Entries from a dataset
+===+

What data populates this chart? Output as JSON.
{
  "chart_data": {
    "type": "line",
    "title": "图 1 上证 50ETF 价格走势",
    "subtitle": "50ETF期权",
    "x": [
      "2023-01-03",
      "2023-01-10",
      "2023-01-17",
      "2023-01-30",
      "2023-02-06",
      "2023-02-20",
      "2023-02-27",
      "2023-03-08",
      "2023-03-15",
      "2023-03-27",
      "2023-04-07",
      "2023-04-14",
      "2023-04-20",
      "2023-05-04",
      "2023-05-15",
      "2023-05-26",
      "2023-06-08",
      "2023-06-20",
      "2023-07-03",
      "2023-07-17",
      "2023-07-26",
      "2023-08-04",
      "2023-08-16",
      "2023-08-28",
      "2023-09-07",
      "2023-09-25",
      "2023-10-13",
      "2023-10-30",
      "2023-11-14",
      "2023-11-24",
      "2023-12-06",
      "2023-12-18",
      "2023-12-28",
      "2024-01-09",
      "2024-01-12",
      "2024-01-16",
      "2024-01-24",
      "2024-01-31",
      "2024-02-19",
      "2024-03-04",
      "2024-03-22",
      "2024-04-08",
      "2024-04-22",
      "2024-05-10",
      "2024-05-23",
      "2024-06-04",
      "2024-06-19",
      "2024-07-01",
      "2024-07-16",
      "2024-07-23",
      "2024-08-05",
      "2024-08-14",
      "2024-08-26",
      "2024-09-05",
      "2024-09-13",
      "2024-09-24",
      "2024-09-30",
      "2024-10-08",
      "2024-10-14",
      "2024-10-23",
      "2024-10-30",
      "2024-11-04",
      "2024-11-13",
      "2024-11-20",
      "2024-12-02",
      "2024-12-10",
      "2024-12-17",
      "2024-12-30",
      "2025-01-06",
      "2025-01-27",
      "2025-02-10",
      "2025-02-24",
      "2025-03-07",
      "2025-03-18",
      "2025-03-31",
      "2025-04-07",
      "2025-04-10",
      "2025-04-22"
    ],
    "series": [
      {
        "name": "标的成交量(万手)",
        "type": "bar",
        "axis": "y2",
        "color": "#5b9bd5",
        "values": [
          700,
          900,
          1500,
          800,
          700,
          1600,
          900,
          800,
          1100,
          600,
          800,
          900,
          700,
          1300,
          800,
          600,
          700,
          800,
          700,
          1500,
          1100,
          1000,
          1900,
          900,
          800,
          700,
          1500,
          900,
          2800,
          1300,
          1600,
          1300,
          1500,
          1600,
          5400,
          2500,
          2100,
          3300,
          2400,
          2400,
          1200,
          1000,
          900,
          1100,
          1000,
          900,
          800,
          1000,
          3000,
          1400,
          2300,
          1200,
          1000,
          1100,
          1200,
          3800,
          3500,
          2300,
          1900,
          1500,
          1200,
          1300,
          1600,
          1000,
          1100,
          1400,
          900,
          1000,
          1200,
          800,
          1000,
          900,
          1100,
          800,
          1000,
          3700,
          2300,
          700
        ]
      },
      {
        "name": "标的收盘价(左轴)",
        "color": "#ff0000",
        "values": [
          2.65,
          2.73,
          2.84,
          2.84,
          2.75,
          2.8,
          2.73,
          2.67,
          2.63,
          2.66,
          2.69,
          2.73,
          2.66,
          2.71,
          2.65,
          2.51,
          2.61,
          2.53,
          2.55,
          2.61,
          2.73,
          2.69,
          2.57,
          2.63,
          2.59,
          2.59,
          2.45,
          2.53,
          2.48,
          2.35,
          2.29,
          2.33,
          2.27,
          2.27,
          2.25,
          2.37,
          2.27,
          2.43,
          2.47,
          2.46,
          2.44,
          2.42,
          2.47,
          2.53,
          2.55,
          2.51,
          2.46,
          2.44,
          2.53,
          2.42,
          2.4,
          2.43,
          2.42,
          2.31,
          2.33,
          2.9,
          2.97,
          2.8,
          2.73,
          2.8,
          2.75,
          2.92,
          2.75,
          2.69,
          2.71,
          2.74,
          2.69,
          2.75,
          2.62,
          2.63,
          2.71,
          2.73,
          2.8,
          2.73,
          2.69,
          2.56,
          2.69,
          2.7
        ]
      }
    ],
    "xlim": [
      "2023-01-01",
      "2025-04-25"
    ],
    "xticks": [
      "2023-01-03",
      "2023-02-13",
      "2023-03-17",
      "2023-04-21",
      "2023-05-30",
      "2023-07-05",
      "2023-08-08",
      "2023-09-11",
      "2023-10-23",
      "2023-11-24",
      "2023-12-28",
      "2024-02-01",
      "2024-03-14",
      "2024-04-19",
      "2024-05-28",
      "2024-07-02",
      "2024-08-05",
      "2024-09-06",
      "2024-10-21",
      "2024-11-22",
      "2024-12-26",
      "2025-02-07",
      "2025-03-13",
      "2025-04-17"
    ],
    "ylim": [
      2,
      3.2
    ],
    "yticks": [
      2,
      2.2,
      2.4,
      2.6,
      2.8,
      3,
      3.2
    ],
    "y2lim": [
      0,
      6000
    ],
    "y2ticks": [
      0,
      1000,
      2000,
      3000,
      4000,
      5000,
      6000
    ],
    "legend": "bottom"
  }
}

+===+

- **Aim**: Output all of the data again, exactly.

- **Written response**:
What data populates this chart? Output as JSON.
{
  "chart_data": {
    "type": "line",
    "title": "图 1 上证 50ETF 价格走势",
    "subtitle": "50ETF期权",
    "x": [
      "2023-01-03",
      "2023-01-10",
      "2023-01-17",
      "2023-01-30",
      "2023-02-06",
      "2023-02-20",
      "2023-02-27",
      "2023-03-08",
      "2023-03-15",
      "2023-03-27",
      "2023-04-07",
      "2023-04-14",
      "2023-04-20",
      "2023-05-04",
      "2023-05-15",
      "2023-05-26",
      "2023-06-08",
      "2023-06-20",
      "2023-07-03",
      "2023-07-17",
      "2023-07-26",
      "2023-08-04",
      "2023-08-16",
      "2023-08-28",
      "2023-09-07",
      "2023-09-25",
      "2023-10-13",
      "2023-10-30",
      "2023-11-14",
      "2023-11-24",
      "2023-12-06",
      "2023-12-18",
      "2023-12-28",
      "2024-01-09",
      "2024-01-12",
      "2024-01-16",
      "2024-01-24",
      "2024-01-31",
      "2024-02-19",
      "2024-03-04",
      "2024-03-22",
      "2024-04-08",
      "2024-04-22",
      "2024-05-10",
      "2024-05-23",
      "2024-06-04",
      "2024-06-19",
      "2024-07-01",
      "2024-07-16",
      "2024-07-23",
      "2024-08-05",
      "2024-08-14",
      "2024-08-26",
      "2024-09-05",
      "2024-09-13",
      "2024-09-24",
      "2024-09-30",
      "2024-10-08",
      "2024-10-14",
      "2024-10-23",
      "2024-10-30",
      "2024-11-04",
      "2024-11-13",
      "2024-11-20",
      "2024-12-02",
      "2024-12-10",
      "2024-12-17",
      "2024-12-30",
      "2025-01-06",
      "2025-01-27",
      "2025-02-10",
      "2025-02-24",
      "2025-03-07",
      "2025-03-18",
      "2025-03-31",
      "2025-04-07",
      "2025-04-10",
      "2025-04-22"
    ],
    "series": [
      {
        "name": "标的成交量(万手)",
        "type": "bar",
        "axis": "y2",
        "color": "#5b9bd5",
        "values": [
          700,
          900,
          1500,
          800,
          700,
          1600,
          900,
          800,
          1100,
          600,
          800,
          900,
          700,
          1300,
          800,
          600,
          700,
          800,
          700,
          1500,
          1100,
          1000,
          1900,
          900,
          800,
          700,
          1500,
          900,
          2800,
          1300,
          1600,
          1300,
          1500,
          1600,
          5400,
          2500,
          2100,
          3300,
          2400,
          2400,
          1200,
          1000,
          900,
          1100,
          1000,
          900,
          800,
          1000,
          3000,
          1400,
          2300,
          1200,
          1000,
          1100,
          1200,
          3800,
          3500,
          2300,
          1900,
          1500,
          1200,
          1300,
          1600,
          1000,
          1100,
          1400,
          900,
          1000,
          1200,
          800,
          1000,
          900,
          1100,
          800,
          1000,
          3700,
          2300,
          700
        ]
      },
      {
        "name": "标的收盘价(左轴)",
        "color": "#ff0000",
        "values": [
          2.65,
          2.73,
          2.84,
          2.84,
          2.75,
          2.8,
          2.73,
          2.67,
          2.63,
          2.66,
          2.69,
          2.73,
          2.66,
          2.71,
          2.65,
          2.51,
          2.61,
          2.53,
          2.55,
          2.61,
          2.73,
          2.69,
          2.57,
          2.63,
          2.59,
          2.59,
          2.45,
          2.53,
          2.48,
          2.35,
          2.29,
          2.33,
          2.27,
          2.27,
          2.25,
          2.37,
          2.27,
          2.43,
          2.47,
          2.46,
          2.44,
          2.42,
          2.47,
          2.53,
          2.55,
          2.51,
          2.46,
          2.44,
          2.53,
          2.42,
          2.4,
          2.43,
          2.42,
          2.31,
          2.33,
          2.9,
          2.97,
          2.8,
          2.73,
          2.8,
          2.75,
          2.92,
          2.75,
          2.69,
          2.71,
          2.74,
          2.69,
          2.75,
          2.62,
          2.63,
          2.71,
          2.73,
          2.8,
          2.73,
          2.69,
          2.56,
          2.69,
          2.7
        ]
      }
    ],
    "xlim": [
      "2023-01-01",
      "2025-04-25"
    ],
    "xticks": [
      "2023-01-03",
      "2023-02-13",
      "2023-03-17",
      "2023-04-21",
      "2023-05-30",
      "2023-07-05",
      "2023-08-08",
      "2023-09-11",
      "2023-10-23",
      "2023-11-24",
      "2023-12-28",
      "2024-02-01",
      "2024-03-14",
      "2024-04-19",
      "2024-05-28",
      "2024-07-02",
      "2024-08-05",
      "2024-09-06",
      "2024-10-21",
      "2024-11-22",
      "2024-12-26",
      "2025-02-07",
      "2025-03-13",
      "2025-04-17"
    ],
    "ylim": [
      2,
      3.2
    ],
    "yticks": [
      2,
      2.2,
      2.4,
      2.6,
      2.8,
      3,
      3.2
    ],
    "y2lim": [
      0,
      6000
    ],
    "y2ticks": [
      0,
      1000,
      2000,
      3000,
      4000,
      5000,
      6000
    ],
    "legend": "bottom"
  }
}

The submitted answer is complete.